▶ Given task
Check each line of the data for "Andel" and select those that have it.

Dataset entries on figures
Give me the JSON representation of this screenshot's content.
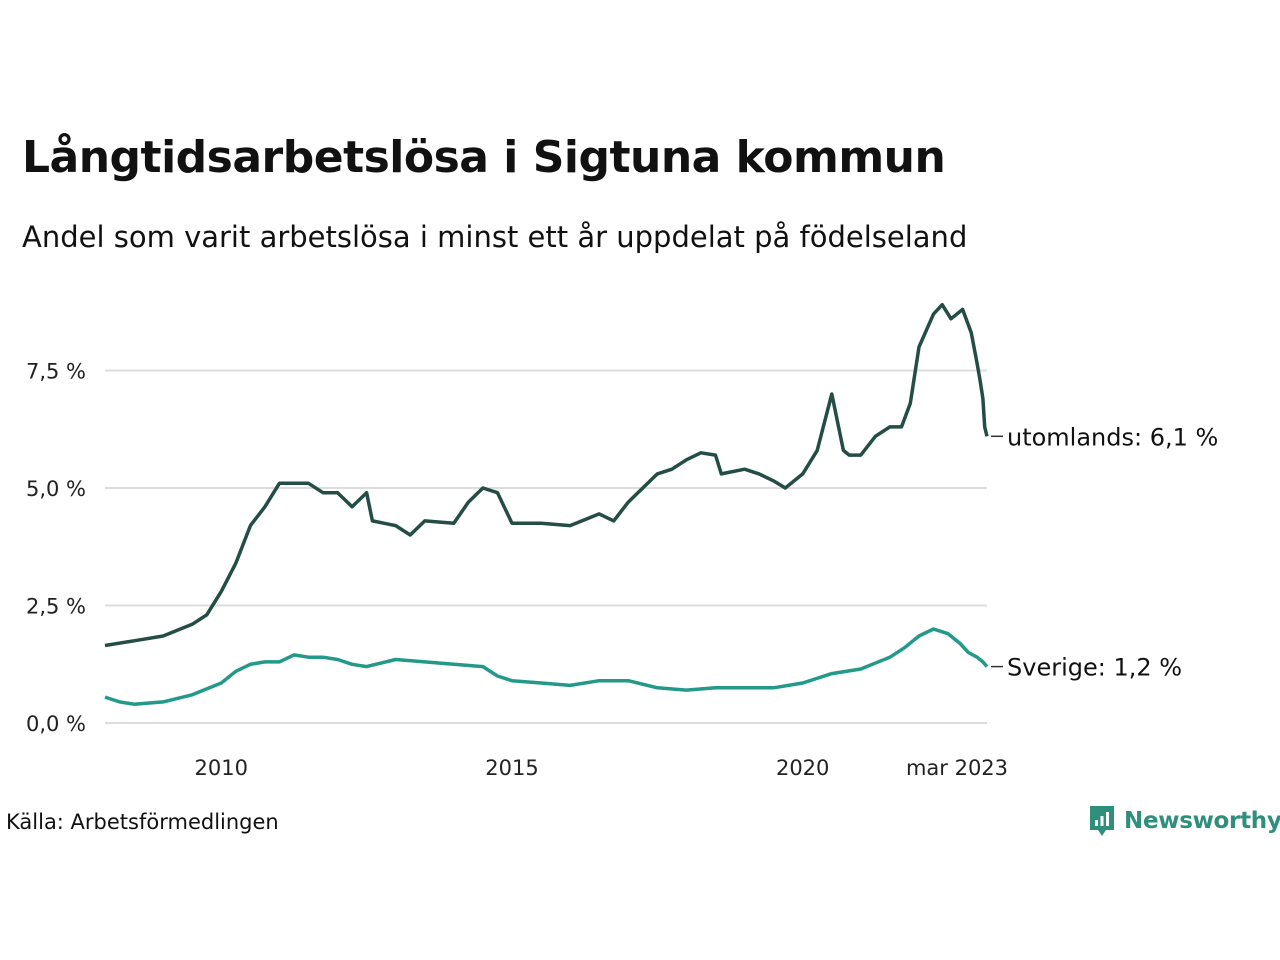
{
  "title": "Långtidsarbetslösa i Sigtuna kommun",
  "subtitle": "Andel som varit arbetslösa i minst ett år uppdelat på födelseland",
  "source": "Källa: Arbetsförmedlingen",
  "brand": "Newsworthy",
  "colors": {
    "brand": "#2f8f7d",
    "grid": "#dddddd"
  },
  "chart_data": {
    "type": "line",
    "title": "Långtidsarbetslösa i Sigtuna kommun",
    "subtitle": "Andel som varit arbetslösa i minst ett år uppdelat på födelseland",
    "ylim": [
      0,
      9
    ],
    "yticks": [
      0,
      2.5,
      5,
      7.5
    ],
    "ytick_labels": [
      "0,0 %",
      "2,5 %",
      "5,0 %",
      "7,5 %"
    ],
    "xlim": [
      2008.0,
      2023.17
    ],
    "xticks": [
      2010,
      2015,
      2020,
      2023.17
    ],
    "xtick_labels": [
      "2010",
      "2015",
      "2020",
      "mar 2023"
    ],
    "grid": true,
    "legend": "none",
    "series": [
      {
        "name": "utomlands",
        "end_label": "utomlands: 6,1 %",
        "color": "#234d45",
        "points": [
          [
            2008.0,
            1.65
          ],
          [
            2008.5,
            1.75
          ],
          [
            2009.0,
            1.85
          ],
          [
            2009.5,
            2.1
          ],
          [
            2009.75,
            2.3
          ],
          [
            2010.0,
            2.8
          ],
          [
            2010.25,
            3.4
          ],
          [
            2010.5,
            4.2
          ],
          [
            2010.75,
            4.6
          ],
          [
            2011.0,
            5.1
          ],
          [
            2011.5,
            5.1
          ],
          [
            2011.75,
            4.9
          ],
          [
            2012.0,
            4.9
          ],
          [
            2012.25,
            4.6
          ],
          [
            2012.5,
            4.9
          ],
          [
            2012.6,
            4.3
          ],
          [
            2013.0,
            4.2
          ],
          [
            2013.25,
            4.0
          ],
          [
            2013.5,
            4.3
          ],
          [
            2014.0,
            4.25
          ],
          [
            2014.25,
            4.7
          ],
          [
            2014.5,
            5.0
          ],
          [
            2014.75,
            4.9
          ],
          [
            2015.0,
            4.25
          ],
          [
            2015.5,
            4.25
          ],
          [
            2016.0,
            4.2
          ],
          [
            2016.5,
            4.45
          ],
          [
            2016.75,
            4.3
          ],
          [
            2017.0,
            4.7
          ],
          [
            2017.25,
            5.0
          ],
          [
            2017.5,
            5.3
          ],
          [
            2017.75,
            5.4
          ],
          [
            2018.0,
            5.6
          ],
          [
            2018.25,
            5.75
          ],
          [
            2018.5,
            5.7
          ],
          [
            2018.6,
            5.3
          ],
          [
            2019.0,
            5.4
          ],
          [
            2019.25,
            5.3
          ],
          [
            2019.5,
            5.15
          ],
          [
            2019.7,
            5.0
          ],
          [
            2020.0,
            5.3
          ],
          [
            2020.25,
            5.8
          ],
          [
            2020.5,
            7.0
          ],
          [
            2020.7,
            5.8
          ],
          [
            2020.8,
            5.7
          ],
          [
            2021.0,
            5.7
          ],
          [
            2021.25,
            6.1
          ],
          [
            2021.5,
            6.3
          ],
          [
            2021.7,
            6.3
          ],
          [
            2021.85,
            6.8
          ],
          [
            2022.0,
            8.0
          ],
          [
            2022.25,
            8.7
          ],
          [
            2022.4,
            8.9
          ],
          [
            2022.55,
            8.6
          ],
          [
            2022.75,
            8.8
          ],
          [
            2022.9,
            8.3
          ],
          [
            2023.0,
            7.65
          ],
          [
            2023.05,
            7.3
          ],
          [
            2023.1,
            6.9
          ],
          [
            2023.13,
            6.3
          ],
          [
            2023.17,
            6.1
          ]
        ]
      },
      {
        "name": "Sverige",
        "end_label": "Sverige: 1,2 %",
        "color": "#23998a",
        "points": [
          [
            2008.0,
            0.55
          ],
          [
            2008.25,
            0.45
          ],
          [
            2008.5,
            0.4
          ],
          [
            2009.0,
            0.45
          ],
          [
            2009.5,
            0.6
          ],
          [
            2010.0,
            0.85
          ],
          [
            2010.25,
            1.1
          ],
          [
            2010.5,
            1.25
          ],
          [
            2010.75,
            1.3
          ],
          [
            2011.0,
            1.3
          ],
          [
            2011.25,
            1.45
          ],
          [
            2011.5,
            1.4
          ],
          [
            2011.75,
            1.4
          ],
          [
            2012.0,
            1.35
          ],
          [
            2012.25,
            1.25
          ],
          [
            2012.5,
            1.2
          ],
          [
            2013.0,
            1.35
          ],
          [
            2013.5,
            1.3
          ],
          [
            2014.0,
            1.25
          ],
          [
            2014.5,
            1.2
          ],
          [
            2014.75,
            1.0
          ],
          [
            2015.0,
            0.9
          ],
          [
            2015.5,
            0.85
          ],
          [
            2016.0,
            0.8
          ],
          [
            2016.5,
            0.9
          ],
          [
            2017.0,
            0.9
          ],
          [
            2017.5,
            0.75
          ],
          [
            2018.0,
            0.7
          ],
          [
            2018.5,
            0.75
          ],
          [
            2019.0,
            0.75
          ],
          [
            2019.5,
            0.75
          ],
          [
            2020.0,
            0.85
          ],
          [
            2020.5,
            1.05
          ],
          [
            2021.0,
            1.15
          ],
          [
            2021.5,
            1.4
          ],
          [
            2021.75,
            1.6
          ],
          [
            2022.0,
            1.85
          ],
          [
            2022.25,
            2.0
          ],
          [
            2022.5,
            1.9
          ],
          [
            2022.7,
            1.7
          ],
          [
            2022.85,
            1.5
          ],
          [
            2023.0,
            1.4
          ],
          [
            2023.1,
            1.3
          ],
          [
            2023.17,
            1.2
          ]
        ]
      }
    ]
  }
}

...

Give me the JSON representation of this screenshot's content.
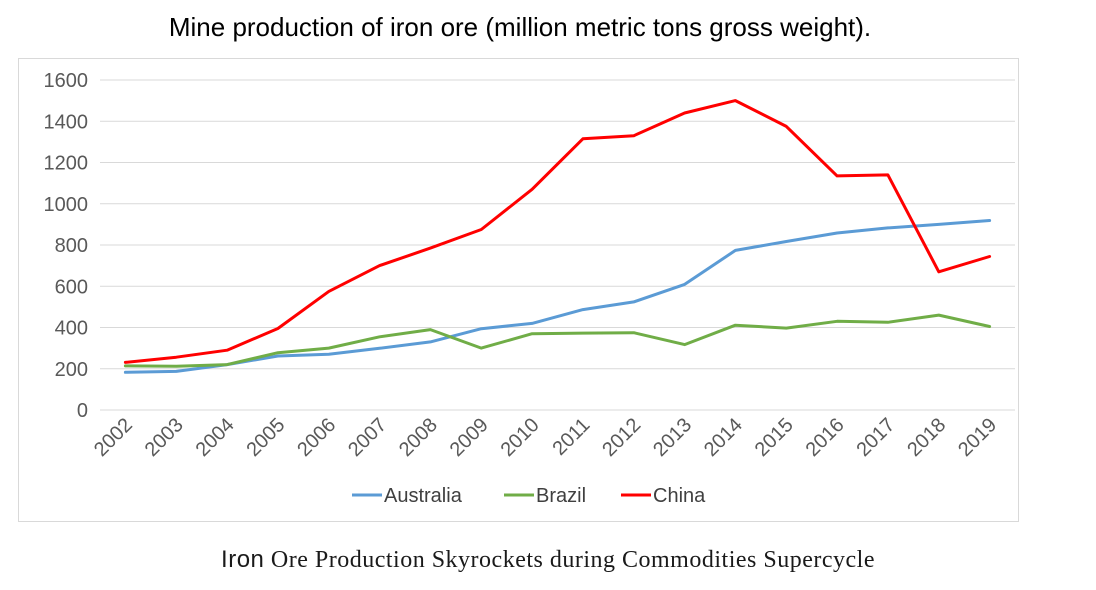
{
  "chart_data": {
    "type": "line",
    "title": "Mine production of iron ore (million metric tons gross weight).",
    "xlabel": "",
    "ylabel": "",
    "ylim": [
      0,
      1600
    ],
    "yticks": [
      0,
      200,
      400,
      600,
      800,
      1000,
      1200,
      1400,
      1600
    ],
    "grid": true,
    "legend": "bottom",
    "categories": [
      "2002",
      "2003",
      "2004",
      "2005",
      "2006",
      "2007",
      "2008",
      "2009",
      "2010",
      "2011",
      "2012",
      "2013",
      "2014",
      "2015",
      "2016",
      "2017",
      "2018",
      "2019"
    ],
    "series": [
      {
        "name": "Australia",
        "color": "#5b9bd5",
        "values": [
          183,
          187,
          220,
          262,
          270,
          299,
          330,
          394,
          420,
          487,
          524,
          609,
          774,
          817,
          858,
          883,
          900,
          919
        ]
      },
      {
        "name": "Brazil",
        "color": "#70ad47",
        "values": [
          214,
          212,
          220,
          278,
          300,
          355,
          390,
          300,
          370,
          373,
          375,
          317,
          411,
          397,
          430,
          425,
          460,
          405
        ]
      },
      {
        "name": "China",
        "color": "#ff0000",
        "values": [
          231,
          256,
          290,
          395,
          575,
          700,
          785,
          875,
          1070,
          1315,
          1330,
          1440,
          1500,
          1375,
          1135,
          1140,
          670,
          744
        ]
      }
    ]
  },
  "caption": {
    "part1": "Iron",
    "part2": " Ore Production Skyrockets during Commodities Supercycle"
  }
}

...

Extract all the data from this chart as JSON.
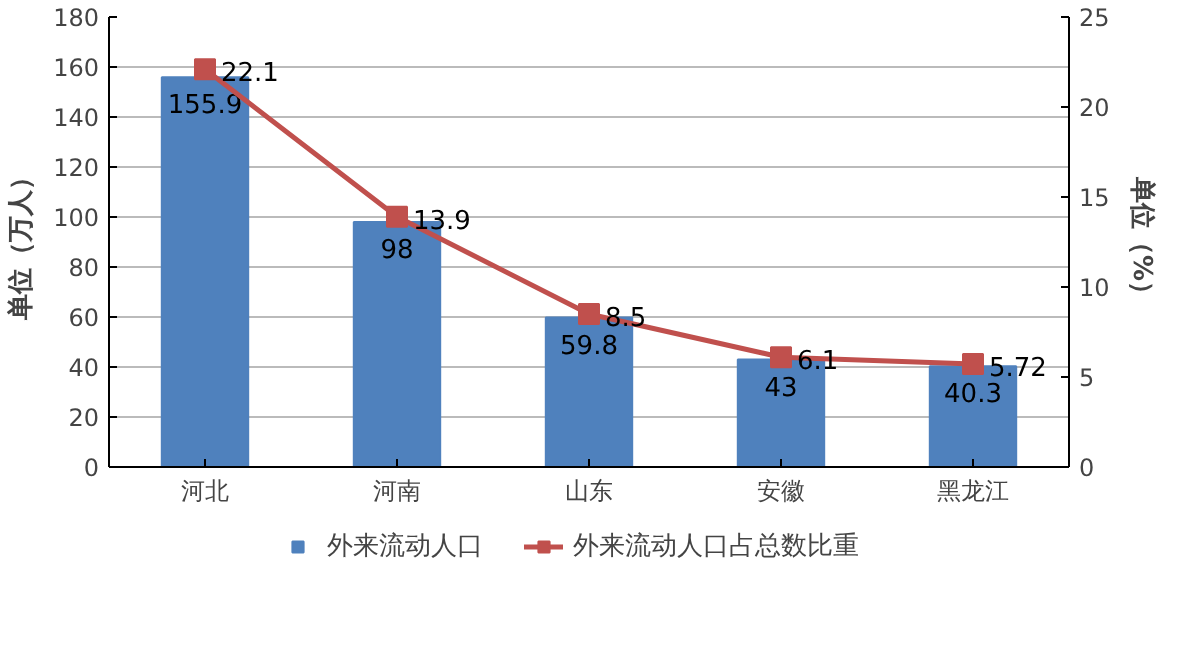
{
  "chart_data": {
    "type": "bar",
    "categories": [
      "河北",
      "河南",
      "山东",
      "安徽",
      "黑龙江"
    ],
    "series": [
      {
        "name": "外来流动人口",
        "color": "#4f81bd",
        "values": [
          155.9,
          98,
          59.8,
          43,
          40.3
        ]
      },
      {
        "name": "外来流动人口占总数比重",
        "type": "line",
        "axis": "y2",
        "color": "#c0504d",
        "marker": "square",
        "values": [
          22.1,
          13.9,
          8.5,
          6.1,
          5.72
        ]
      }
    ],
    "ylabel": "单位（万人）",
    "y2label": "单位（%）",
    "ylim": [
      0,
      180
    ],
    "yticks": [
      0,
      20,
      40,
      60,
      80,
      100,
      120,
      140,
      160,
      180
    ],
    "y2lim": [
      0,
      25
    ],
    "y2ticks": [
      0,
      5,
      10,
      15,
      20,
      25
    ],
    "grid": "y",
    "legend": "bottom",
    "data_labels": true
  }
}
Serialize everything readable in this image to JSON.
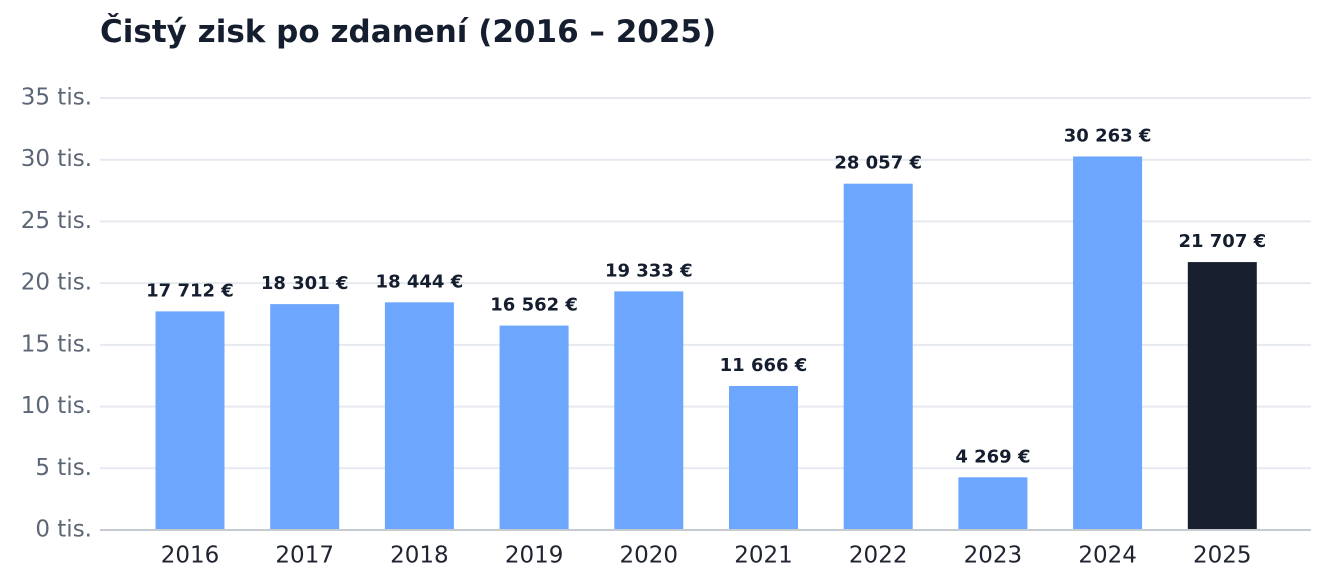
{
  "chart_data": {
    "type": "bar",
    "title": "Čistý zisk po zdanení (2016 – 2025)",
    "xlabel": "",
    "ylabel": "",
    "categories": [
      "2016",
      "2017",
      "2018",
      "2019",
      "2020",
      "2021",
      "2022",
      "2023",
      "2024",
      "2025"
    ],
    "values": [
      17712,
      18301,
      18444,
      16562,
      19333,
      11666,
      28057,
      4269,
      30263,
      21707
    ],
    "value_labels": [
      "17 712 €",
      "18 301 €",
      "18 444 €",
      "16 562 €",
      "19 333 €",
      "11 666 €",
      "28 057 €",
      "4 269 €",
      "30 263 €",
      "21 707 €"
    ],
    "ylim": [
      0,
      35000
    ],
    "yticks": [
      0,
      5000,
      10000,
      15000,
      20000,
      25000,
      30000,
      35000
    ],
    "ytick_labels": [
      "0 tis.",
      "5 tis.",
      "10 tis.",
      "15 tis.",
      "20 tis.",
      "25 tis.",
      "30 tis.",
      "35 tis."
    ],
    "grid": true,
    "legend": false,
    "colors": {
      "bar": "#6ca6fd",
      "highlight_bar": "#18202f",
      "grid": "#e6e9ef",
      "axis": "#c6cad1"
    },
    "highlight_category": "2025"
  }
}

▶ Response to the task
  "subtitle": "Andel som varit arbetslösa i minst ett år uppdelat på födelseland",
    "subtitle": "Andel som varit arbetslösa i minst ett år uppdelat på födelseland",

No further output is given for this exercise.